0

I need to get all data from API. The data is served in batches (pages). Every batch has its page number.

My solution:

  1. GET page 1, save it to the file
  2. Loop by adding +1 to page number and append to the file the result from GET request
  3. Continue while no error

Currently the file is created and then I get: FATAL ERROR: Ineffective mark-compacts near heap limit Allocation failed - JavaScript heap out of memory

So I used --max-old-space-size=8192 no errors since then. It's just keeps working with no result. File stays empty.

Please help!

const fs = require('fs');
const axios = require('axios');
const { response } = require('express');

var myWriteStream = fs.createWriteStream(
  '../dev-data/file.json',
  { flags: 'a' },
  { encoding: 'utf8' },
  err => {}
);

let pageNumber = 1;

// Getting initial batch on Page 1

axios
  .get(`https://api.example.com/?page=${pageNumber}`)
  .then(function (response) {
    var json = JSON.stringify(response.data);

// Saving result to the file

    fs.writeFile('../dev-data/declarations_list.json', json, 'utf-8', err => {
    });

// Looping GET + save to the file by adding + 1 to currentPage 

    do {
      pageNumber = response.data.page.currentPage + 1;
      axios
        .get(
            `https://api.example.com/?page=${pageNumber}`
        )
        .then(function (response) {
          console.log(`Current page: ${response.data.page.currentPage}`);
          pageNumber = response.data.page.currentPage;

          var json = JSON.stringify(response.data);

          myWriteStream.write(json);
        })
        .catch(function (error) {
          console.log(error);
        });

// Do while currentPage (no 'error')

    } while (response.data.page.currentPage);
  });

UPDATE

const fs = require('fs');
const axios = require('axios');
const { response } = require('express');

let pageNumber = 0;

do {
  pageNumber = pageNumber + 1;
  console.log(pageNumber);
  axios
    .get(`https://public-api.nazk.gov.ua/v1/declaration/?page=${pageNumber}`)
    .then(function (response) {
      console.log(response);
      console.log(`Current page: ${response.data.page.currentPage}`);
      pageNumber = response.data.page.currentPage;
      var json = JSON.stringify(response.data);
      fs.appendFileSync('../dev-data/declarations_list.json', json);
    })

----

Work instructions – Pick up the forum post about fetching paged API data in Node.js and continue it from the point where it stops. The listing that comes next is taken from a separate source.

----

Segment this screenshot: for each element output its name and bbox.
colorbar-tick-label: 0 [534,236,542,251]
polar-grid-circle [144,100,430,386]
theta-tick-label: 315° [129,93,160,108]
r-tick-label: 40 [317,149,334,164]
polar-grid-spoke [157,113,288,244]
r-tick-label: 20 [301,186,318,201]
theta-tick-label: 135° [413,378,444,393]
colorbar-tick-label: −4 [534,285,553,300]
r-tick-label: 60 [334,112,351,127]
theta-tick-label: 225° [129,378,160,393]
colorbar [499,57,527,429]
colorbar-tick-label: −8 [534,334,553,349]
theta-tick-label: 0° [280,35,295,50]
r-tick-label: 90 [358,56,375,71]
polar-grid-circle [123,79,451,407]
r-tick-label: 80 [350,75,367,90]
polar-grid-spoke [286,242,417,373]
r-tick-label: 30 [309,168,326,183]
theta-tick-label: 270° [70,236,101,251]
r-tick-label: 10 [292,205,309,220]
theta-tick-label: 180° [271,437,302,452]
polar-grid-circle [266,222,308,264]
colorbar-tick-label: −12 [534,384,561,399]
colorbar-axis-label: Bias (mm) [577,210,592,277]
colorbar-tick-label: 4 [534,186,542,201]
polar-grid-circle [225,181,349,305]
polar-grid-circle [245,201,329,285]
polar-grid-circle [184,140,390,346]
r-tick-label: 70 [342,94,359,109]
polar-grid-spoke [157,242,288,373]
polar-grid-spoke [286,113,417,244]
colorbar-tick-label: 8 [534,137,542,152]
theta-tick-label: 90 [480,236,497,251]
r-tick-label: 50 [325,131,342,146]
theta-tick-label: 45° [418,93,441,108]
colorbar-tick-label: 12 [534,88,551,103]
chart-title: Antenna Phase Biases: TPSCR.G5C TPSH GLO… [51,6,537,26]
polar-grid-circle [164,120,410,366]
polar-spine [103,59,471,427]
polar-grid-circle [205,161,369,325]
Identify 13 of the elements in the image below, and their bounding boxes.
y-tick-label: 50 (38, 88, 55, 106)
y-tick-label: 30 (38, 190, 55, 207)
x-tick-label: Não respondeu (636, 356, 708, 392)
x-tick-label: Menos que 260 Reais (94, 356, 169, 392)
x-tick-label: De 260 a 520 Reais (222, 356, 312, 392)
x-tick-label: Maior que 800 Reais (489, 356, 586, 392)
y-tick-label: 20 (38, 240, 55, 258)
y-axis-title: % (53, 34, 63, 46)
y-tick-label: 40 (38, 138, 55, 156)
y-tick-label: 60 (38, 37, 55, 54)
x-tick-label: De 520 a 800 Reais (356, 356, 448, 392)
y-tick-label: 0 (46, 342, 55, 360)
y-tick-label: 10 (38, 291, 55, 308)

----

Response for this exercise –
    .catch(function (error) {
      console.log(error);
    });
  
} while (pageNumber < 15000);
Olex
  • 3
  • 2

1 Answers1

3

This is not tested (because of lacking api access), but i would try to write to the file every time a new page is loaded, basically like so:

const fs = require('fs');
const axios = require('axios');
const { response } = require('express');

let pageNumber = 0;
var stream = fs.createWriteStream('../dev-data/declarations_list.json', {flags:'a'});

do {
  pageNumber = ++;
  axios
    .get(
        `https://api.example.com/?page=${pageNumber}`
    )
    .then(function (response) {
      console.log(`Current page: ${response.data.page.currentPage}`);
      pageNumber = response.data.page.currentPage;
      var json = JSON.stringify(response.data);
      stream.write(json);
    })
    .catch(function (error) {
      console.log(error);
    });
    // Do while currentPage (no 'error')
} while (pageNumber < <total_number_of_pages>);

stream.end();

Also do not nest these axios calls. There is no need to and several problems might arise from that. However I think the biggest problem was the way you wrote to that stream.

Apart from that your loop never ends if there is no error. You will need to provide the total number of pages you would like to retrieve.

It seems to me if you are not so experienced with this, so you might look up something like "Nodejs and Express save JSON response to file" first, bevore going any further...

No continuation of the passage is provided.